▸ TÂCHES À RÉALISER:
A: Indiquez si chacune des affirmations suivantes concorde avec l'entretien sur le cyclo-cross, en répondant par oui ou non et en citant les mots décisifs du texte : (i) Rémi Lelandais dit que son objectif principal était cette course de Coupe du Monde ; (ii) le sélectionneur mentionné s'appelle François Trarieux ; (iii) Rémi Lelandais dit avoir fait une grosse semaine à l'entraînement.
B: Recopiez le passage de l'entretien sur le cyclo-cross qui commence par « Comme Martin l’a » et se termine par « Coupe du Monde ! ».
C: D'après l'entretien sur le cyclo-cross, dans combien de temps a lieu le Mondial visé par Rémi Lelandais ?

▸ TEXTE D'ÉTUDE:
......

DirectVelo : Tu es passé tout près d’un Top 10 en Coupe du Monde. Quel sentiment domine ?
Rémi Lelandais : C’est mon meilleur résultat en Coupe du Monde alors je ne peux être que satisfait. Je me suis retrouvé devant dès le début. J’ai essayé de ne pas m’affoler. J’ai vu le groupe se détacher devant moi, et je me suis dit “merde, ça pourrait m’emmener très loin”. J’ai essayé de faire la jonction mais je n’ai pas vraiment réussi. Puis je me suis accroché à ceux qui me rattrapaient. J’ai eu un coup de moins bien, j’ai fait une grosse semaine à l’entraînement. Il me manquait de la fraîcheur. L’objectif n’était pas ici mais dans deux semaines au Mondial.

Mais à deux tours de la fin, tu jouais encore la 4e place…
J’ai pu remonter, et je me suis retrouvé à la bagarre avec les meilleurs. Il y a du respect mais faire l’intérieur à Toon Aerts, c’est grisant. Ou voir Martin (Groslambert) prendre la tête du groupe et lâcher Tibor (Del Grosso)… J’étais fier de lui et fier de nous.

« AVEC DU TRAVAIL ET DE LA PATIENCE »

C’était une belle course pour le cyclo-cross français !
Comme Martin l’a dit, on est parfois critiqués mais en France c’est plus compliqué que dans d’autres pays pour le cyclo-cross. On a la chance d’avoir un sélectionneur (François Trarieux, NDLR) qui fait un travail monstre dès les plus jeunes catégories. Il pousse les équipes pour que les coureurs puissent continuer à faire du cross. Ça ne peut faire que du bien de voir les jeunes français à ce niveau-là chez les jeunes. Je pense que le cyclo-cross français a un bel avenir grâce à François. Pour nous, faire ces résultats-là, c’est la concrétisation des jeunes années.

Comme tu l’as dit, c’est ton meilleur résultat chez les Élites en Coupe du Monde !

......

(Enregistrements issus d'un jeu de données)
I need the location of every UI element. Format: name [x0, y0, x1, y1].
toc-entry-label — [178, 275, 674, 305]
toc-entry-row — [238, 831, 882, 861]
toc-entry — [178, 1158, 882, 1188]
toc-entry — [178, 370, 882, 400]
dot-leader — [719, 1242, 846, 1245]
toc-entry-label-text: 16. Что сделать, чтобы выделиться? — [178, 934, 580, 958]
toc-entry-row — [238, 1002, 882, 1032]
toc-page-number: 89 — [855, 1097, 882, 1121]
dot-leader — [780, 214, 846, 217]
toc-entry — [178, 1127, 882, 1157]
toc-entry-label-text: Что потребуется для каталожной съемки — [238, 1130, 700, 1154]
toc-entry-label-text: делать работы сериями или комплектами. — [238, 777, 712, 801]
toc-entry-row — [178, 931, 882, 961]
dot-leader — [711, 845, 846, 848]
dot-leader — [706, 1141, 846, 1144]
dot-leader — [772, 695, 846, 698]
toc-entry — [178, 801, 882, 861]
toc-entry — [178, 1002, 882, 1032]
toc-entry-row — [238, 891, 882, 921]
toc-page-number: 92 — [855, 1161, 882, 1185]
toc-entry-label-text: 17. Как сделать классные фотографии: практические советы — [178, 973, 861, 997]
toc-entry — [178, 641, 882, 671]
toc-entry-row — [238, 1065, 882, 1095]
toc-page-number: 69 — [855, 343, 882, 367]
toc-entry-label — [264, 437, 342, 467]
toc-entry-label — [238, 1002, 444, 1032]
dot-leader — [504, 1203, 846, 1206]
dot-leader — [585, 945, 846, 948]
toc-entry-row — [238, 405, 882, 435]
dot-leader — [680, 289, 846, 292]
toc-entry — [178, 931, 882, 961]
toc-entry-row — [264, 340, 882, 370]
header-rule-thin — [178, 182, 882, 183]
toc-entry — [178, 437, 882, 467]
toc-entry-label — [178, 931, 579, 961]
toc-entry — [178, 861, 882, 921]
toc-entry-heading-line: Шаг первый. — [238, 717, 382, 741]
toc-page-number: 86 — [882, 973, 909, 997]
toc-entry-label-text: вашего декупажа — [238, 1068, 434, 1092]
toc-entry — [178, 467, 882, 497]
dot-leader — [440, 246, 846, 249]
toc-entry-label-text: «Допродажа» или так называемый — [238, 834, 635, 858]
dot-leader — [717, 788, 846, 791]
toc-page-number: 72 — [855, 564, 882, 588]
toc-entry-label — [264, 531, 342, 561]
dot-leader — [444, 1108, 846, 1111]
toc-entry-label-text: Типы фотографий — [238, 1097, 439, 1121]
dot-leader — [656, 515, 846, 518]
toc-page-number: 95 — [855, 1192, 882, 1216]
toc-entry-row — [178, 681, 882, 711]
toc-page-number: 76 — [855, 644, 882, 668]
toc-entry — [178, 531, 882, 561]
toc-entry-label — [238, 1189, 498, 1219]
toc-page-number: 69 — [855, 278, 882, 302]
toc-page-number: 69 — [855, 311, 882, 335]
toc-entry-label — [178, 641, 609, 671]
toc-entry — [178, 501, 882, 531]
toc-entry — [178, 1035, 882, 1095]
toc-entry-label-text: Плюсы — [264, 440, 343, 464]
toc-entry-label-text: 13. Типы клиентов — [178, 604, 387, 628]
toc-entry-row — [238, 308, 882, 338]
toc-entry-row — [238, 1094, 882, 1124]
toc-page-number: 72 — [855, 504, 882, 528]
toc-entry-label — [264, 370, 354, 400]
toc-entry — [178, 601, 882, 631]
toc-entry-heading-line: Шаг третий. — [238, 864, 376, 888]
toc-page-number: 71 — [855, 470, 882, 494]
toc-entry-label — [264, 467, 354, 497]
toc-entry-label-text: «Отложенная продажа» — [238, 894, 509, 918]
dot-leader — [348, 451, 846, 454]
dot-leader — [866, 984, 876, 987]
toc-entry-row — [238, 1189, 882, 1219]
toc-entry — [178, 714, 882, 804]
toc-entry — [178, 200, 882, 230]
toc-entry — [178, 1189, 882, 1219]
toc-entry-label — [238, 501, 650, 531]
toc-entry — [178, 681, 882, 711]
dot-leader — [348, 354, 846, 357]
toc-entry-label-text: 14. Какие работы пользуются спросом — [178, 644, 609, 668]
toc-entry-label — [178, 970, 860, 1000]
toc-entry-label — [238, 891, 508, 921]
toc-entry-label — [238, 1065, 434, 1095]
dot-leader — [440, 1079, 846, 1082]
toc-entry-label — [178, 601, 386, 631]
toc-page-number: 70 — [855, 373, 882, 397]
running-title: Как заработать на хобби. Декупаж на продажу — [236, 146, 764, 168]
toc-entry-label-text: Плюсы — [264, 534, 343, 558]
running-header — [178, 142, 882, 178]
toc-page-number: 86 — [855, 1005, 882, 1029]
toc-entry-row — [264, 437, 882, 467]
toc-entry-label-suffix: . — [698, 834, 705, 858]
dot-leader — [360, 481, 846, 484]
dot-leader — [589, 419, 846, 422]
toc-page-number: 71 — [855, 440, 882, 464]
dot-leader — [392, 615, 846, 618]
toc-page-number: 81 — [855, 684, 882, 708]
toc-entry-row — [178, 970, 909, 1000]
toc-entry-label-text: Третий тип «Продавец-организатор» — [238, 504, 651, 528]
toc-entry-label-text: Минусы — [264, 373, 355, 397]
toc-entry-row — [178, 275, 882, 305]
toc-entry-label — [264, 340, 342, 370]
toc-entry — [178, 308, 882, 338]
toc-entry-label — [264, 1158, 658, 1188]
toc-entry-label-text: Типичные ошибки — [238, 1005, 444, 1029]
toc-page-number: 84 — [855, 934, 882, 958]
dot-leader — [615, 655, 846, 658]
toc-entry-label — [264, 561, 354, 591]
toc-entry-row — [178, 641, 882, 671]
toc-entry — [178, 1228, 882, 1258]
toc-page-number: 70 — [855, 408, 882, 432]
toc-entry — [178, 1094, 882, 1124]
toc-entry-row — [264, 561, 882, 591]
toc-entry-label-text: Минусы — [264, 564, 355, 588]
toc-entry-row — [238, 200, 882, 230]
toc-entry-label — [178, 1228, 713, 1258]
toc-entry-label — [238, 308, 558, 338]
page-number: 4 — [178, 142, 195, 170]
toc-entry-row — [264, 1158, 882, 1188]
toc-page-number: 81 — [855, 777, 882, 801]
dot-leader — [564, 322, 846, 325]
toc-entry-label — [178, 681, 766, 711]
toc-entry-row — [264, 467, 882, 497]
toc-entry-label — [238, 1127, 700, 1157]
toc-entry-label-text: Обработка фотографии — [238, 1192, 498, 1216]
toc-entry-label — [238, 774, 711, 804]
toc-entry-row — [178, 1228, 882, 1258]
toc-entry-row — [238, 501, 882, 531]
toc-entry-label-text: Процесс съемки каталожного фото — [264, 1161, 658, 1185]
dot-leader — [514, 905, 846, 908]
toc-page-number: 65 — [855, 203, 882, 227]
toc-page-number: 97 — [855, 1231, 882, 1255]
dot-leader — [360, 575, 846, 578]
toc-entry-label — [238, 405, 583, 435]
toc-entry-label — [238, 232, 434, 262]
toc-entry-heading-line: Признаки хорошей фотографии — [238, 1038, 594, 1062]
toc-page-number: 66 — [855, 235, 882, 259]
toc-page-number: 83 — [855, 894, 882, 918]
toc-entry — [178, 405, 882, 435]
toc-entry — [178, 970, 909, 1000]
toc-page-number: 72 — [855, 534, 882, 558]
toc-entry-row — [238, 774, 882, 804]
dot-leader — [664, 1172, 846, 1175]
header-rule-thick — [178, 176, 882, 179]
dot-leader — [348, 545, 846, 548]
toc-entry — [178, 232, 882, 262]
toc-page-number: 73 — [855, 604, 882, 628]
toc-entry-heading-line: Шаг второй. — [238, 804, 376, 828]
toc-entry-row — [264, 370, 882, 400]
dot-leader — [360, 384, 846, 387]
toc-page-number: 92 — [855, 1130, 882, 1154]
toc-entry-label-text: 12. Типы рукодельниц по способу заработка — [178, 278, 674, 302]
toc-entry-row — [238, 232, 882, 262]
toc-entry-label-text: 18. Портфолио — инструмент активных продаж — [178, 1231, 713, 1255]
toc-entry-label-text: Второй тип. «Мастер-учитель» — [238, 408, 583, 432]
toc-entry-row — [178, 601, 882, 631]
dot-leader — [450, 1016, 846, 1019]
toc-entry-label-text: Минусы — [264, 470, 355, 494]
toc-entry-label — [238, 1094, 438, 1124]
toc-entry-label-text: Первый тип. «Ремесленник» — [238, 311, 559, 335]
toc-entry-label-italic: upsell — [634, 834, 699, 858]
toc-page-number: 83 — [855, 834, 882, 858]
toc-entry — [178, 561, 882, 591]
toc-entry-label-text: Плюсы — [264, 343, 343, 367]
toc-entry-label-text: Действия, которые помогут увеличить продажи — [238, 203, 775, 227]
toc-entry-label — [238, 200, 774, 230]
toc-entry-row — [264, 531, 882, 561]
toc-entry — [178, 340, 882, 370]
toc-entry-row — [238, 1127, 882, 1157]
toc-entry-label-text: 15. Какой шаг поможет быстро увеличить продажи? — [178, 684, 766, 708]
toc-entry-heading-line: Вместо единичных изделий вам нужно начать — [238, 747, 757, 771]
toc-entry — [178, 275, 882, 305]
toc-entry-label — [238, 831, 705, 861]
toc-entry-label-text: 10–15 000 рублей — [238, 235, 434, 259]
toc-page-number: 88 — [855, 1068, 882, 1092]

......

▸ RÉPONSES PAR TÂCHE:
A:
(i) Non : « L’objectif n’était pas ici mais dans deux semaines au Mondial. »
(ii) Oui : « On a la chance d’avoir un sélectionneur (François Trarieux, NDLR) »
(iii) Oui : « j’ai fait une grosse semaine à l’entraînement »

B:
Comme Martin l’a dit, on est parfois critiqués mais en France c’est plus compliqué que dans d’autres pays pour le cyclo-cross. On a la chance d’avoir un sélectionneur (François Trarieux, NDLR) qui fait un travail monstre dès les plus jeunes catégories. Il pousse les équipes pour que les coureurs puissent continuer à faire du cross. Ça ne peut faire que du bien de voir les jeunes français à ce niveau-là chez les jeunes. Je pense que le cyclo-cross français a un bel avenir grâce à François. Pour nous, faire ces résultats-là, c’est la concrétisation des jeunes années.

Comme tu l’as dit, c’est ton meilleur résultat chez les Élites en Coupe du Monde !

C: Dans deux semaines.